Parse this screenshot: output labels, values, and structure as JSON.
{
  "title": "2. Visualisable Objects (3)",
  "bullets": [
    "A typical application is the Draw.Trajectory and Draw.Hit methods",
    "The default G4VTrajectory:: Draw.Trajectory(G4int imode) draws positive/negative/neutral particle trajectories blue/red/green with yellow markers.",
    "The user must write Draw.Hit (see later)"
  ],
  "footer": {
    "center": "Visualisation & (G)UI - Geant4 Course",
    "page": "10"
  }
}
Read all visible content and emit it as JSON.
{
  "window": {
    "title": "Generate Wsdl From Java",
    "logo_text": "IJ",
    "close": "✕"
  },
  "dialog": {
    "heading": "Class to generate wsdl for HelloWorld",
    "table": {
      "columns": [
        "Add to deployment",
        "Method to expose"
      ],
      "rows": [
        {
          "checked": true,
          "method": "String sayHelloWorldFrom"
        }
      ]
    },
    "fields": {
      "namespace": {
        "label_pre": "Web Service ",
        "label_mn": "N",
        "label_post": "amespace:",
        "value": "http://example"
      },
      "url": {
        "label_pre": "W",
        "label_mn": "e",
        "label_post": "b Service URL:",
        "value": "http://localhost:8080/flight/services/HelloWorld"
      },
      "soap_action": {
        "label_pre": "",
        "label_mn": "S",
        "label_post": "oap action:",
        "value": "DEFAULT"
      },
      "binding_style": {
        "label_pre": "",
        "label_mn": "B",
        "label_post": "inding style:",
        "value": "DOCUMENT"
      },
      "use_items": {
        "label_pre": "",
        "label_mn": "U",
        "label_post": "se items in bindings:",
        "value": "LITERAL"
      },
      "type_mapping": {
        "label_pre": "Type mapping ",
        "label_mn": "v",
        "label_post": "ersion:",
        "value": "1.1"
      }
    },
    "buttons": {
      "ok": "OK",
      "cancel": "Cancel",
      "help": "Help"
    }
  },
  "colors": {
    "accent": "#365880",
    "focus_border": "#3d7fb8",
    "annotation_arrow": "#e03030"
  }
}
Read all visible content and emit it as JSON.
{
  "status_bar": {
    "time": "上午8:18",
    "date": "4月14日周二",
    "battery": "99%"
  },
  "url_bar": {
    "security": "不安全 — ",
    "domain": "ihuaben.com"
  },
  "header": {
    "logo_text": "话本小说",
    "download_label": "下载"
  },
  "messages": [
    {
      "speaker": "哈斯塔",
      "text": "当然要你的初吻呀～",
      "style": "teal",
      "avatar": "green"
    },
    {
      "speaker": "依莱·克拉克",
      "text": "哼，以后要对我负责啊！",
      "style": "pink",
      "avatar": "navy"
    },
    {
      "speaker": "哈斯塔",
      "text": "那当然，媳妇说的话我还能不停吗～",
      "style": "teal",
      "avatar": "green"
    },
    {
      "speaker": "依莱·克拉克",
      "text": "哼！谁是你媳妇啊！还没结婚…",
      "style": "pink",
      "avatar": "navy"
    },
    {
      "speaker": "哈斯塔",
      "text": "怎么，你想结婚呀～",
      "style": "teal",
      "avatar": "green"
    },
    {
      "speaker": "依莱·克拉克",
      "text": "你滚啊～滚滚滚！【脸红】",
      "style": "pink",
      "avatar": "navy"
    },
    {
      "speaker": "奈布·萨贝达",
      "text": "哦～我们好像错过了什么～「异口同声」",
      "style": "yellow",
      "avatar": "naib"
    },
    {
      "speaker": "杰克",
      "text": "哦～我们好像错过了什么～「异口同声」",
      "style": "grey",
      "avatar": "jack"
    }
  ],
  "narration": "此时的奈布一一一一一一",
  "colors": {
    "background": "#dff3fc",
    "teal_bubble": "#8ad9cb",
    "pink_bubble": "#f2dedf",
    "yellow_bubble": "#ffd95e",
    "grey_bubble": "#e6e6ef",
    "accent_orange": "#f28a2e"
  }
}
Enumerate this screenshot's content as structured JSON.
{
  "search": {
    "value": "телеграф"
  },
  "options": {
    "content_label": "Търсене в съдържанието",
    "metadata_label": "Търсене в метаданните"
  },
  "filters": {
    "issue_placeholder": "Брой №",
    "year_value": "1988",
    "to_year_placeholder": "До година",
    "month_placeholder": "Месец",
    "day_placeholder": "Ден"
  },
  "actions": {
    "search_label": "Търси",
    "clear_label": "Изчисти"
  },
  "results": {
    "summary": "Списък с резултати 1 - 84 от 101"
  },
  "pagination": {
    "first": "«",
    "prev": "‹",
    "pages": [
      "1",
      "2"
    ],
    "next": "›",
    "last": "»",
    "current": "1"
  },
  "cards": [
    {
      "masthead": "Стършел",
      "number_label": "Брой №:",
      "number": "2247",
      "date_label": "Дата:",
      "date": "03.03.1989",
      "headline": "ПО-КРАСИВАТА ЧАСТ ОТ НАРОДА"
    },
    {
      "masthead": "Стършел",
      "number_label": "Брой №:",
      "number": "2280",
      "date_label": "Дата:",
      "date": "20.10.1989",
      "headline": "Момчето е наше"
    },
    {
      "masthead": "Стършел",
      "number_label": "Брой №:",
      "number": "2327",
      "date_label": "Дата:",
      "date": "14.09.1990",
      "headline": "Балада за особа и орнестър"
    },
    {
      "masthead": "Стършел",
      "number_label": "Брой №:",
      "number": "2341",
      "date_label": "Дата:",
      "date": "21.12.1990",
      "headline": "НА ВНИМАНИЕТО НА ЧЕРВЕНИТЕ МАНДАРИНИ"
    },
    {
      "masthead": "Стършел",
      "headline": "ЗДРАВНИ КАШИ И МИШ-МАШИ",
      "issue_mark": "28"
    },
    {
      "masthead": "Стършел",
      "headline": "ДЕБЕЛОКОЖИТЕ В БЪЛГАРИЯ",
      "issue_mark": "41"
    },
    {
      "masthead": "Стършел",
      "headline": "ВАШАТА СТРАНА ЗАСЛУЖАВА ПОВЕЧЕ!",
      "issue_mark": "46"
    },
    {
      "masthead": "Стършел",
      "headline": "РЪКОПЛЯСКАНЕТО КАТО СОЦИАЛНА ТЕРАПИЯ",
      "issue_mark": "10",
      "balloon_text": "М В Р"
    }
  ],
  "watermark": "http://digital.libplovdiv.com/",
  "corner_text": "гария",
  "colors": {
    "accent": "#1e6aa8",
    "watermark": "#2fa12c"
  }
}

# OBJECTIVE
Only the number is required: the count of lines containing the word "Търсене".

# EXERCISE SOLUTION
2